Figure content listings:

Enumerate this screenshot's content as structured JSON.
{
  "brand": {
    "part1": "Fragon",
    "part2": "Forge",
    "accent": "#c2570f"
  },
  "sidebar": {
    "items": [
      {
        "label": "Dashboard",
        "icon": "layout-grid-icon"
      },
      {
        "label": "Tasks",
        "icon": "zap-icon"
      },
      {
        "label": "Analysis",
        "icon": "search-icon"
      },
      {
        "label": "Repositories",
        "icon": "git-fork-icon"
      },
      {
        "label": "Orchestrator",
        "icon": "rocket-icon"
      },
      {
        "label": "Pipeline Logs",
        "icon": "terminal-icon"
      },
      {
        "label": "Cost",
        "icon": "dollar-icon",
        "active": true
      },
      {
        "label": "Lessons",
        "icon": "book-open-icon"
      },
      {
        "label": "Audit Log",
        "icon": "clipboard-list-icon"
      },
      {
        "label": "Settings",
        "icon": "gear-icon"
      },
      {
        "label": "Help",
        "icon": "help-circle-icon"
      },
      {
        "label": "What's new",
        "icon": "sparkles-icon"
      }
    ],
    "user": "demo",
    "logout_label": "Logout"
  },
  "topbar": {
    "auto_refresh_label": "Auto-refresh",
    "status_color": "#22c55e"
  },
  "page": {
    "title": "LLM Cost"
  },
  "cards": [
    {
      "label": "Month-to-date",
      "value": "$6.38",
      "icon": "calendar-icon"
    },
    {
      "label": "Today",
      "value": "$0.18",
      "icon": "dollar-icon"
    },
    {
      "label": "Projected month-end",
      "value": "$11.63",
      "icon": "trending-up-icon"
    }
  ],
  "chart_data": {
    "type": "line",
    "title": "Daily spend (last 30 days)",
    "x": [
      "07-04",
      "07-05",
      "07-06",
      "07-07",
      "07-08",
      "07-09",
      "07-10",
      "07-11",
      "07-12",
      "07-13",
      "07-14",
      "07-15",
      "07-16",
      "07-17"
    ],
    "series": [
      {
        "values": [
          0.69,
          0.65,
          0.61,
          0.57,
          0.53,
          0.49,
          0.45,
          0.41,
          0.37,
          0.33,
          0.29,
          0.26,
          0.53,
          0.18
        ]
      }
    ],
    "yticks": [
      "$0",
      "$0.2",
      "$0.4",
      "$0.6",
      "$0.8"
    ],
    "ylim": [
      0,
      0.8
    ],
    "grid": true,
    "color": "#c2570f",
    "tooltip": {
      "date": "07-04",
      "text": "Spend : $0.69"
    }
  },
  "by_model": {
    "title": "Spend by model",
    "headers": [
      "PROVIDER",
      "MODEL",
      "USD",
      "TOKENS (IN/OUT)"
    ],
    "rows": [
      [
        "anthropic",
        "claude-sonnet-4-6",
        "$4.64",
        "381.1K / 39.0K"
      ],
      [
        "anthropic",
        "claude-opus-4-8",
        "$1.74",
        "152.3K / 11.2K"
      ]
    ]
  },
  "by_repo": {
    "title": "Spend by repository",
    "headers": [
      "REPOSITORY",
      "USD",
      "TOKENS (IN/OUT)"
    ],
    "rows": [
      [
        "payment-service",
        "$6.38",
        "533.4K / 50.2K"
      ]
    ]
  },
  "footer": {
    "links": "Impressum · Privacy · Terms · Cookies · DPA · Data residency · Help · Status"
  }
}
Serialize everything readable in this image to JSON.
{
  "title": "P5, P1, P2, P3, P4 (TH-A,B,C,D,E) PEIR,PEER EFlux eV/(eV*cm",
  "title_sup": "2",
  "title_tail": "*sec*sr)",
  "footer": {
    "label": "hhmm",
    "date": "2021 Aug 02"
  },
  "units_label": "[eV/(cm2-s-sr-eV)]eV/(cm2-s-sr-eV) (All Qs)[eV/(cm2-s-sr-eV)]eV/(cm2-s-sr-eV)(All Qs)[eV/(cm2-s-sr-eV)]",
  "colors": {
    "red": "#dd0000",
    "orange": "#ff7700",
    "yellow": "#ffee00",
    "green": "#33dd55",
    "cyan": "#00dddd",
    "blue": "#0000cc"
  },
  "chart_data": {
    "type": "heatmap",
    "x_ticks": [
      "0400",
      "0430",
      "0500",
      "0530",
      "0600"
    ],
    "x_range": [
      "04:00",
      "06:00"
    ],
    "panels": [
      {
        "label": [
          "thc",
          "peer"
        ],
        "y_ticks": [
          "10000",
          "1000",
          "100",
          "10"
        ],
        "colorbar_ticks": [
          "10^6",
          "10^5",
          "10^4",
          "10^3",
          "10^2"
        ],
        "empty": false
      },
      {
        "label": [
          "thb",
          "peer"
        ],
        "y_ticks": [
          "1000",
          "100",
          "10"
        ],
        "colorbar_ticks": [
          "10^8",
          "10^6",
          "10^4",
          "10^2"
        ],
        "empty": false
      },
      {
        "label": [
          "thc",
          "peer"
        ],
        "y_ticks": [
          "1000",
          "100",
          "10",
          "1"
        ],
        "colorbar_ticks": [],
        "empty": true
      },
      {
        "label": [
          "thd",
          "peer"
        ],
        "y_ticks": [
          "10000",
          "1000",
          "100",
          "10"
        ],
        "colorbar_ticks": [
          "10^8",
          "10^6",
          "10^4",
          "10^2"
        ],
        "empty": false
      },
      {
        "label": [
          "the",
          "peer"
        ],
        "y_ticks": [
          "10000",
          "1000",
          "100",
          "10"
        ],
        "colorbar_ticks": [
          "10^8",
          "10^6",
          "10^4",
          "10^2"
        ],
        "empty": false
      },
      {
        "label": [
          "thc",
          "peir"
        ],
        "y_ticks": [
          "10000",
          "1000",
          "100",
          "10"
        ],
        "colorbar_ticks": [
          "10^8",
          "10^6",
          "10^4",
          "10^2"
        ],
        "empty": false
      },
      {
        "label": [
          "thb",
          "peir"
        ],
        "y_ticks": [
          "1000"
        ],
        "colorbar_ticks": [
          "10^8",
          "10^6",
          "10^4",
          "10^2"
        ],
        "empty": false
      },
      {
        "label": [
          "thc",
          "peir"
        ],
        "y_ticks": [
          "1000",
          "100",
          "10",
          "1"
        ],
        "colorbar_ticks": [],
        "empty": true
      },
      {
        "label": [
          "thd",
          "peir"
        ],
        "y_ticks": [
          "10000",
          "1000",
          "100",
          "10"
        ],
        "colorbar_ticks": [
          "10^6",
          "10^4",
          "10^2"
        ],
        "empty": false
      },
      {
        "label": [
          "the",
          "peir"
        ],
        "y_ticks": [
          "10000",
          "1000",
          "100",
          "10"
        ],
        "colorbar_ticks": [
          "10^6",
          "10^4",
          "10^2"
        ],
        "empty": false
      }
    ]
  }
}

• _What is required_: Among the entries above, how many lines hold the word "true"? Reply with only that number.

• _Reply to the exercise_: 4